[START OF Dataset]

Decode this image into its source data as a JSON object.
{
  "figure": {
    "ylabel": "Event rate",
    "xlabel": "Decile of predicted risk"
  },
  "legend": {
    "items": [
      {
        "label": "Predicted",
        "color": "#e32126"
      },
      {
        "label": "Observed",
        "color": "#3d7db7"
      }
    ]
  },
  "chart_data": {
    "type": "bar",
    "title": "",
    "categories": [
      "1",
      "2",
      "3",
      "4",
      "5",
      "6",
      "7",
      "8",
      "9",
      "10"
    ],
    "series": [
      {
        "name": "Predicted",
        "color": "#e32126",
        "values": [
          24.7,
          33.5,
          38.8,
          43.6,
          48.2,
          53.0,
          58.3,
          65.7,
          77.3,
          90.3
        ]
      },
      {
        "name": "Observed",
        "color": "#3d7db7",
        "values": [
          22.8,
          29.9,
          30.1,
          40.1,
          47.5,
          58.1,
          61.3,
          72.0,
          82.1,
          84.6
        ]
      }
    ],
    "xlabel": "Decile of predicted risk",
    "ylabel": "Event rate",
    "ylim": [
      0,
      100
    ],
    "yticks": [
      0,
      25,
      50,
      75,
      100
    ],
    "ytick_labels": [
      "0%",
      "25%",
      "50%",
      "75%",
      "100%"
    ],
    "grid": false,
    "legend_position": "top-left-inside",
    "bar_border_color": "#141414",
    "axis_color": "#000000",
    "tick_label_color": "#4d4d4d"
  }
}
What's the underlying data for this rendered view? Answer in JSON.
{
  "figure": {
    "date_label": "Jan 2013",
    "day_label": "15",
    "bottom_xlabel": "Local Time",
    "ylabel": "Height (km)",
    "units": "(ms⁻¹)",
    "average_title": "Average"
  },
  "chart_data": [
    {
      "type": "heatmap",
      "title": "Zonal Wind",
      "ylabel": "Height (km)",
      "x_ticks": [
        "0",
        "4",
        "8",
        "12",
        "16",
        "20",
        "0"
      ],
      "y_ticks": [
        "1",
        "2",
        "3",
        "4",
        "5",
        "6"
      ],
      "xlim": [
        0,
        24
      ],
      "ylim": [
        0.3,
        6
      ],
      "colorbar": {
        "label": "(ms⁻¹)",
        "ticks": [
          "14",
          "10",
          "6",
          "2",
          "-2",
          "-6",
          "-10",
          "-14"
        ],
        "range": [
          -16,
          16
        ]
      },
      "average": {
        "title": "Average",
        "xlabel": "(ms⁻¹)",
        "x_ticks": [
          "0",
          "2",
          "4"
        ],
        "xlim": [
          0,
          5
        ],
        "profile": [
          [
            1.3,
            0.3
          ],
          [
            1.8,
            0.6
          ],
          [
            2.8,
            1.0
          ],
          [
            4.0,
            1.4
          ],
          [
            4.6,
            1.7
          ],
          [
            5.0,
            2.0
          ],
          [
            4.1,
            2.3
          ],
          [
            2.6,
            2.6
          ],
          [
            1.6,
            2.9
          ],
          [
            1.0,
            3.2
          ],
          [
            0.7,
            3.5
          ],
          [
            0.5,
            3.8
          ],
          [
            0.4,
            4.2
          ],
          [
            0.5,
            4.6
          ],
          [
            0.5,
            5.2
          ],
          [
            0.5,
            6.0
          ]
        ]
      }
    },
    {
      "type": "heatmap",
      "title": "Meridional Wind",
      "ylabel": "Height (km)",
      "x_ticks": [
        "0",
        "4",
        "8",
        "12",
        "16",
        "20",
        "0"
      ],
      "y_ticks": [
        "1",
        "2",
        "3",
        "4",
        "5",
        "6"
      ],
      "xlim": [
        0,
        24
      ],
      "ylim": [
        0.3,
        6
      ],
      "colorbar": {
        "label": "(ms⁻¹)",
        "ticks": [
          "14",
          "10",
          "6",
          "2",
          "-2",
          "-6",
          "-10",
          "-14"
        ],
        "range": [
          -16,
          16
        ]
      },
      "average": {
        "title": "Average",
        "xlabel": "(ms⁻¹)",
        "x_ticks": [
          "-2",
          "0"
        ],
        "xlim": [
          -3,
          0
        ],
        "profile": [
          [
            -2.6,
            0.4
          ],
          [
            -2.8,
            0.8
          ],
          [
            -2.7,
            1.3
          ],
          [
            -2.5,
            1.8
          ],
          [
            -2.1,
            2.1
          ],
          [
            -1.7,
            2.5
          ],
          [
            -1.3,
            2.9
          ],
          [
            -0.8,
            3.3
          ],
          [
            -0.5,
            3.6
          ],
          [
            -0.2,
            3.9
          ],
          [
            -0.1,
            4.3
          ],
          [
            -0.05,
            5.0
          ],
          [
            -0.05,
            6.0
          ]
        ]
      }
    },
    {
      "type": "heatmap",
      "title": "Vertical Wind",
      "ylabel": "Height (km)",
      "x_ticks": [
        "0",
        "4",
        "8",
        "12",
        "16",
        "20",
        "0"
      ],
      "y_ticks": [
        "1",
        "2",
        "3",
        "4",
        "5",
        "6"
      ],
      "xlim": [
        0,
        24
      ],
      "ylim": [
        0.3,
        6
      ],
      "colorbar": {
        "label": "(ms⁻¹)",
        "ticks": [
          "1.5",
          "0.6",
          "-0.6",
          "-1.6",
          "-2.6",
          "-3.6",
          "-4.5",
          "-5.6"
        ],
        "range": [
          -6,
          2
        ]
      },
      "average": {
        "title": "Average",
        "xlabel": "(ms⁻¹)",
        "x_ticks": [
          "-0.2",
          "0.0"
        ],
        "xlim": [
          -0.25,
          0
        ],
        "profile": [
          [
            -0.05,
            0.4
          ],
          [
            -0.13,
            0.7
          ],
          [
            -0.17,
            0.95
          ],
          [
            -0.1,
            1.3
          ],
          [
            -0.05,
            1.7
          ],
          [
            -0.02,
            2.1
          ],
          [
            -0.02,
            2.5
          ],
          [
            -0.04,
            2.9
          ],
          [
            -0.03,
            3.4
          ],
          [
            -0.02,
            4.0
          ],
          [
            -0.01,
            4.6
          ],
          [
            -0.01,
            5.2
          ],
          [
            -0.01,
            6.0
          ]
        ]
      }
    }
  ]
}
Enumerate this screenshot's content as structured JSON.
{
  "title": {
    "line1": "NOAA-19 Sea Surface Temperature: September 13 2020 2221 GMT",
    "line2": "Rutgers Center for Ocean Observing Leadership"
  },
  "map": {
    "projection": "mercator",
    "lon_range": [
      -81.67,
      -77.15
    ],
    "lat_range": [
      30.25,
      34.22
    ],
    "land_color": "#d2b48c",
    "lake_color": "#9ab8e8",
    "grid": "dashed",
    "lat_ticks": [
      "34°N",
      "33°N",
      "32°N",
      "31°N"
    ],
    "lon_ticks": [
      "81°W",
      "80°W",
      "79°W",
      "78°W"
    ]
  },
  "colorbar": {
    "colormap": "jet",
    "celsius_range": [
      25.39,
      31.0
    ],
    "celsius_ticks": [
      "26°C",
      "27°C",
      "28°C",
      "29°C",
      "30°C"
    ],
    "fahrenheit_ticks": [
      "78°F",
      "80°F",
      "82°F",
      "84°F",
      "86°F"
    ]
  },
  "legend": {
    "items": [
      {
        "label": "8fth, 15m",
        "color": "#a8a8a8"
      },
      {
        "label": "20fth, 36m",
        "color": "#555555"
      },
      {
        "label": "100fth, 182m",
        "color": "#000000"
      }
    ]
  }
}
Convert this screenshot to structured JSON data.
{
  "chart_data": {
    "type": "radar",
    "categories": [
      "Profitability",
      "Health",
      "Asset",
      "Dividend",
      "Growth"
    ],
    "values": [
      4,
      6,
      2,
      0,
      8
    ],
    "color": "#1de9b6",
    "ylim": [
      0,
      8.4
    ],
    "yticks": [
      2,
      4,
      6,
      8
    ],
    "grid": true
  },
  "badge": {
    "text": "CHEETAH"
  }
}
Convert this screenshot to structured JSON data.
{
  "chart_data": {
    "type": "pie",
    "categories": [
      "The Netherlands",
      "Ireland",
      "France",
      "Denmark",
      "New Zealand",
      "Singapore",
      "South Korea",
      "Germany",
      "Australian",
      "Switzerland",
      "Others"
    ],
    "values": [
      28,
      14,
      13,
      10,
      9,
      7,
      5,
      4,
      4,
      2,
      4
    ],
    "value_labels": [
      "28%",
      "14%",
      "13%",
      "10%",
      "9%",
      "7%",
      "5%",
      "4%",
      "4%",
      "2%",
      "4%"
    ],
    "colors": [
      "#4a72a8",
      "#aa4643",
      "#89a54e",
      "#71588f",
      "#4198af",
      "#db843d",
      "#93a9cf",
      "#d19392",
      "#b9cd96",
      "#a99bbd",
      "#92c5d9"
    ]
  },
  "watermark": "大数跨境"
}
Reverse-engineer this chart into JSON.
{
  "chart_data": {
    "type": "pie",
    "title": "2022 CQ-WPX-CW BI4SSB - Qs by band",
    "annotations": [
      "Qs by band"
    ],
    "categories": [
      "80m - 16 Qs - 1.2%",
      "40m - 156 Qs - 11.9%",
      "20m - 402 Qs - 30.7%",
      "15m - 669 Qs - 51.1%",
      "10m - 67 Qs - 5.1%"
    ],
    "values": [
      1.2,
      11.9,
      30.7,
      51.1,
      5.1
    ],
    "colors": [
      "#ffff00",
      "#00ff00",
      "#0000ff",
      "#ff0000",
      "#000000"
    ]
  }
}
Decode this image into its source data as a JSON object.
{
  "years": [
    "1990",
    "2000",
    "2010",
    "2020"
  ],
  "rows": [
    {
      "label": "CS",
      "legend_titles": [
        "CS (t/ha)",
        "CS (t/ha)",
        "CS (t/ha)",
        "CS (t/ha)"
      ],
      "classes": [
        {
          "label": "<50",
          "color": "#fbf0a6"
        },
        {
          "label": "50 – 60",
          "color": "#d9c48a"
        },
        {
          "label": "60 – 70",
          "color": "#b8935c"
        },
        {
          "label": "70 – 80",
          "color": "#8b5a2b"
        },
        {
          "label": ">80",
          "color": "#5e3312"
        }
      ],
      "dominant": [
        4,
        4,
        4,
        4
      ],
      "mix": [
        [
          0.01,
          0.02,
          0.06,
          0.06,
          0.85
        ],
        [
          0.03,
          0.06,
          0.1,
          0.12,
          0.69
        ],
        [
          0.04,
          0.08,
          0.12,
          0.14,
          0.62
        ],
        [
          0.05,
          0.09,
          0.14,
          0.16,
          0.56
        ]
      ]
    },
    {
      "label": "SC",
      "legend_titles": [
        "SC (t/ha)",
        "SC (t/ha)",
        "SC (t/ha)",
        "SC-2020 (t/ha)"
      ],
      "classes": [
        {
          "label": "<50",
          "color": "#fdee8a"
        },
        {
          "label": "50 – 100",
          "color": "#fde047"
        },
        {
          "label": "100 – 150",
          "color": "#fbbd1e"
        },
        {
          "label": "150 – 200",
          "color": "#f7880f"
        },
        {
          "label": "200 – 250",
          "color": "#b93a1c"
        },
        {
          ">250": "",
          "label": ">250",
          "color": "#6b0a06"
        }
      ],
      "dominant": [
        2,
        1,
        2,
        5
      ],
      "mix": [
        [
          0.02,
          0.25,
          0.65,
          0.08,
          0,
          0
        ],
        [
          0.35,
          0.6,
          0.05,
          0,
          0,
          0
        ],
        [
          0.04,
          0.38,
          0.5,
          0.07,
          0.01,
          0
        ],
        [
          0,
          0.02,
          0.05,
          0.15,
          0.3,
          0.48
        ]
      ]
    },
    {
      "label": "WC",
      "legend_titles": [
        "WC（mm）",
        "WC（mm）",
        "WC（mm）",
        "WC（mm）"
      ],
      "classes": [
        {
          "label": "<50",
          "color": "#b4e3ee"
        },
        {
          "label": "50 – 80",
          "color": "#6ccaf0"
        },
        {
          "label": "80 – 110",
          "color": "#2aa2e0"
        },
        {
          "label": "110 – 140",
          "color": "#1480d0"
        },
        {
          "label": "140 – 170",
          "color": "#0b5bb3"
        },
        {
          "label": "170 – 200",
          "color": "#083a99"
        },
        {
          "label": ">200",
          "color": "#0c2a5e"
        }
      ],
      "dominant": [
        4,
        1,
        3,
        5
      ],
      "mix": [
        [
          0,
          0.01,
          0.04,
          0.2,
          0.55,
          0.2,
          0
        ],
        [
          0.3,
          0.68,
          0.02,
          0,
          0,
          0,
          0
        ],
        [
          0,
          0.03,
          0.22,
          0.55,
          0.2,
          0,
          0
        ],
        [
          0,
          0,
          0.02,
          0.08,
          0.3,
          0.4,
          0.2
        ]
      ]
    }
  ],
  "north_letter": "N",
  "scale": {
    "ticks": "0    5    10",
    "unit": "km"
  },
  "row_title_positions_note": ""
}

[END OF Dataset]

### Work to be completed
All lines holding the word "Wind" should be picked out and copied.

### Solution to the problem
      "title": "Zonal Wind",
      "title": "Meridional Wind",
      "title": "Vertical Wind",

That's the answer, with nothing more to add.